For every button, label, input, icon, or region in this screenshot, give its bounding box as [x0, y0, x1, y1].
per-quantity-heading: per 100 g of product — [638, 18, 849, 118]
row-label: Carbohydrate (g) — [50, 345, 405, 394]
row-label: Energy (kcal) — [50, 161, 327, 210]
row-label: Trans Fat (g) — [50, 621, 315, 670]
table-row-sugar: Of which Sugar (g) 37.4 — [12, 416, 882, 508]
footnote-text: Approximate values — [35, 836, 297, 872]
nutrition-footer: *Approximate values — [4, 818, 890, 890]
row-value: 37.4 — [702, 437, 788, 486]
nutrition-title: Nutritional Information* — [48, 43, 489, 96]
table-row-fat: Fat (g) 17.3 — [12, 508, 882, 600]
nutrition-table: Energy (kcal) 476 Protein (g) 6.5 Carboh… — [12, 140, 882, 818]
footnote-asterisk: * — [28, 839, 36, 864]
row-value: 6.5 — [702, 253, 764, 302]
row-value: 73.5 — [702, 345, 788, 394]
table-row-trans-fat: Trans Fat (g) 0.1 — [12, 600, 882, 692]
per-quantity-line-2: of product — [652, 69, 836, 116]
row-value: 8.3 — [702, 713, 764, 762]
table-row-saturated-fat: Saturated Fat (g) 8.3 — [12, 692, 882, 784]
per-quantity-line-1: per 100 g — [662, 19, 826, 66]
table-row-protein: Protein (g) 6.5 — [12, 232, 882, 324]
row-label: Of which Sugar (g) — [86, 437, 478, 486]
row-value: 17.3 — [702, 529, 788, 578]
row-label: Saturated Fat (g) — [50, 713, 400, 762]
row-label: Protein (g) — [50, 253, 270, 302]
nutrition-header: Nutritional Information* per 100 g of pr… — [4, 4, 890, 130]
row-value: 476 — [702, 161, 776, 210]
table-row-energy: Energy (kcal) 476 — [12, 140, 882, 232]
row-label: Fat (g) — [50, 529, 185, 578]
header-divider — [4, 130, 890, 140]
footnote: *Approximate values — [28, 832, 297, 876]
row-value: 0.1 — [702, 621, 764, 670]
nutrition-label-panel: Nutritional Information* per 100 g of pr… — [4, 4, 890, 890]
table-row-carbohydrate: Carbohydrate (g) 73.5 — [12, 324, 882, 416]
^^^^
Tally each line above that includes "Trans". Reply with the total only.

2